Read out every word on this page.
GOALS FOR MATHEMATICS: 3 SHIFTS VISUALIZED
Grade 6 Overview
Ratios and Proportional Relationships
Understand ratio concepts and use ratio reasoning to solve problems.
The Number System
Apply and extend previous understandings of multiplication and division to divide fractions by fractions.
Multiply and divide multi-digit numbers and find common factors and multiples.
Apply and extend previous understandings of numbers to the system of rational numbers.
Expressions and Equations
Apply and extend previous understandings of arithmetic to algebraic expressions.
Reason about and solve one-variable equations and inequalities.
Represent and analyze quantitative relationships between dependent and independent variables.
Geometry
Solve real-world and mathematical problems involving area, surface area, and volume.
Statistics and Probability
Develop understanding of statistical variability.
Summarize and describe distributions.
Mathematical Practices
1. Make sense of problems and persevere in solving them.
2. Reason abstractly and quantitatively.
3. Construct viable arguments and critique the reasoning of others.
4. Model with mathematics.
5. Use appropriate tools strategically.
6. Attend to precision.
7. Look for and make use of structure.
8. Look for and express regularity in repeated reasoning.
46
◆ ◆ ◆
YOUR TASK - Return all of the data word for word.

CORRECT ANSWER -
Read out every word on this page.
GOALS FOR MATHEMATICS: 3 SHIFTS VISUALIZED
Grade 6 Overview
Ratios and Proportional Relationships
Understand ratio concepts and use ratio reasoning to solve problems.
The Number System
Apply and extend previous understandings of multiplication and division to divide fractions by fractions.
Multiply and divide multi-digit numbers and find common factors and multiples.
Apply and extend previous understandings of numbers to the system of rational numbers.
Expressions and Equations
Apply and extend previous understandings of arithmetic to algebraic expressions.
Reason about and solve one-variable equations and inequalities.
Represent and analyze quantitative relationships between dependent and independent variables.
Geometry
Solve real-world and mathematical problems involving area, surface area, and volume.
Statistics and Probability
Develop understanding of statistical variability.
Summarize and describe distributions.
Mathematical Practices
1. Make sense of problems and persevere in solving them.
2. Reason abstractly and quantitatively.
3. Construct viable arguments and critique the reasoning of others.
4. Model with mathematics.
5. Use appropriate tools strategically.
6. Attend to precision.
7. Look for and make use of structure.
8. Look for and express regularity in repeated reasoning.
46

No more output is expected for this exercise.